Supplied passage:
■ ■ ■ ■ ■ ■ ■

Private residence relief exempts gains from an individual’s only or main residence. Where the residence has not been used as the individual’s main residence throughout the individual’s period of ownership, effectively only a proportion of the gain is exempt. Prior to April 2014, the last 36 months of ownership counted as a period for which the property was a main residence (so counting towards exemption), regardless of the actual status of the property. From April 2014, this 36 month period was reduced to 18 months, except in limited circumstances. The Government has now announced that from April 2020 this period will be reduced to only 9 months. The Government considers the 9 month period sufficient to benefit owner-occupiers who find themselves moving into a new property but who are unable to sell their old property immediately.
For individuals who let or licence out their main residence for part of their period of ownership and, as a result cannot qualify for private residence relief on some or all of their gain, lettings relief can assist in reducing the gain on which capital gains tax is due. Currently lettings relief can exempt up to £40,000 of any gain from capital gains tax and applies whether or not the owner remains in occupation of the property. As a further refocussing of private residence relief on owner-occupiers, lettings relief will be narrowed to apply only to properties in which the owner shares occupancy with the tenant.
Changes to the higher rates of stamp duty land tax for additional dwellings
Minor amendments have been made to the higher rates of stamp duty land tax (SDLT) for additional dwellings. These amendments make it clear that an undivided share in a dwelling held as a tenant in common is a major interest in a dwelling for these purposes (and therefore within the scope of the higher rates charge). They also extend the time for filing a return to claim back the higher rates surcharge in circumstances where a taxpayer is replacing their main home but the acquisition of their new home takes place before the disposal of their old home.
Consultation on SDLT charge for non-residents
The Budget announced that the Government will publish a consultation in January 2019 on an SDLT surcharge of 1% for non-residents buying residential property in England and Northern Ireland. It is unclear whether similar proposals will in due course be announced in respect of Scottish LBTT or Welsh land transaction tax.
UK Budget 29 October 2018: Other points of note
Some other points of note which may be of interest to those involved in real estate are covered below:
The Government is cutting bills by one-third for retail properties with a rateable value below £51,000, for 2 years from April 2019.
The government will consult on the legal framework for Development Corporations and it will launch a £10m competitive fund to enable local areas to generate locally-led proposals for new business-backed Development Corporations and similar delivery bodies.
The Budget announced the publication of a consultation on new permitted development rights to allow upward extensions above commercial premises and residential properties, including blocks of flats, and to allow commercial buildings to be demolished and replaced with homes.
Electric vehicle charging points
Capital allowances will be extended until 2023 for companies investing in electric vehicle charging points.
Money has been allocated to provide transport investment in cities across the UK, including £90m from the Northern Powerhouse Investment Fund towards future mobility zones.

■ ■ ■ ■ ■ ■ ■

Stated problem: In the Budget text, why will lettings relief be narrowed to properties in which the owner shares occupancy with the tenant? The listing is separate material and has no connection to the Budget text.

Dataset extract:

■ ■ ■ ■ ■ ■ ■

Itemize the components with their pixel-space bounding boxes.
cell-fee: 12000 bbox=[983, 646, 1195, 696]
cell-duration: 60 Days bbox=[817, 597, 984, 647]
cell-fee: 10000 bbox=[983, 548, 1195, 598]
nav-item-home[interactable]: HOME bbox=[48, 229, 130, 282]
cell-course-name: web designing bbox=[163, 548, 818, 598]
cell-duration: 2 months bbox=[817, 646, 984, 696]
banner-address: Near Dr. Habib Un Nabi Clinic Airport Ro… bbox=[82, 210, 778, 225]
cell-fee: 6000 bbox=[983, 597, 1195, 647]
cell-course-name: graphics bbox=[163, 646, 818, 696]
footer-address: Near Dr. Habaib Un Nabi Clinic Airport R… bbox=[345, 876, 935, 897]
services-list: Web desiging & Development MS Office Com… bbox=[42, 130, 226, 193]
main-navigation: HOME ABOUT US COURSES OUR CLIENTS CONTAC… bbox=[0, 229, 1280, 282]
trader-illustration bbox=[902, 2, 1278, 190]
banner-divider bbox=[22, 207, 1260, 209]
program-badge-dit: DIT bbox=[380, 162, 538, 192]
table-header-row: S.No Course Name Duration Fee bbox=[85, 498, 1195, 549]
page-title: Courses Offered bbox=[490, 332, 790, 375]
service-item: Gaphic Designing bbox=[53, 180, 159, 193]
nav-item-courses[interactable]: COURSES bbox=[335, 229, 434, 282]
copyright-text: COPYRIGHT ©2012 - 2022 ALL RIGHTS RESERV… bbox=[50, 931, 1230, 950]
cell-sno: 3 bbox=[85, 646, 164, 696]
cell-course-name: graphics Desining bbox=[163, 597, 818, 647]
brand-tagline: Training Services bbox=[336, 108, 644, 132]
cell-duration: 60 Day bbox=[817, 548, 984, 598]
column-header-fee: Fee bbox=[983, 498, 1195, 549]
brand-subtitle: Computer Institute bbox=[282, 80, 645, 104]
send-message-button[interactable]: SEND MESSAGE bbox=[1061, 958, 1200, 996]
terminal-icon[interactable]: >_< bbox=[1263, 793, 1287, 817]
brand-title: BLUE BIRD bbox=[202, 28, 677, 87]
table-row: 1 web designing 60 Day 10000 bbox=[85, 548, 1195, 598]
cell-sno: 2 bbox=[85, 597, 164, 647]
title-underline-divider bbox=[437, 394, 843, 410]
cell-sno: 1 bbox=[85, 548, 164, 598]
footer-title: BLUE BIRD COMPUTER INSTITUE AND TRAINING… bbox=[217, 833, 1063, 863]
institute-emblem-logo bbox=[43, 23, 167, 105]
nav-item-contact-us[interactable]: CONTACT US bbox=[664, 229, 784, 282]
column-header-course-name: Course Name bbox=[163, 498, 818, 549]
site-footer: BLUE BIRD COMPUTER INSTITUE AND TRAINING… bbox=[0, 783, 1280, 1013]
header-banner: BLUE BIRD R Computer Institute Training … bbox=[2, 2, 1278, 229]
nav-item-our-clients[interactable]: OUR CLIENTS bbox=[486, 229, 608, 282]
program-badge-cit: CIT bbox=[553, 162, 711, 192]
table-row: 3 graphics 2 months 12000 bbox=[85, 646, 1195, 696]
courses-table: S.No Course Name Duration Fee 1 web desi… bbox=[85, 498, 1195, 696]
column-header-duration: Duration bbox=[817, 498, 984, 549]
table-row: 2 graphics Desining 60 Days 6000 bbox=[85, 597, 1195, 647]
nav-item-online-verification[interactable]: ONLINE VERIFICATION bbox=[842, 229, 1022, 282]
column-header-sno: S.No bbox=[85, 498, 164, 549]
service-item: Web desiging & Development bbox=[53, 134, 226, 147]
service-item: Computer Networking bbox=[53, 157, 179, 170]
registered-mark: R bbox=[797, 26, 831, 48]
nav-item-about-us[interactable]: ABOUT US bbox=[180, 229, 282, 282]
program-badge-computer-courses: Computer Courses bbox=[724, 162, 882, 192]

■ ■ ■ ■ ■ ■ ■

Solved problem: The narrowing is described as a further refocusing of private residence relief on owner-occupiers. Until the change, lettings relief could exempt up to £40,000 of a gain whether or not the owner stayed in occupation of the property.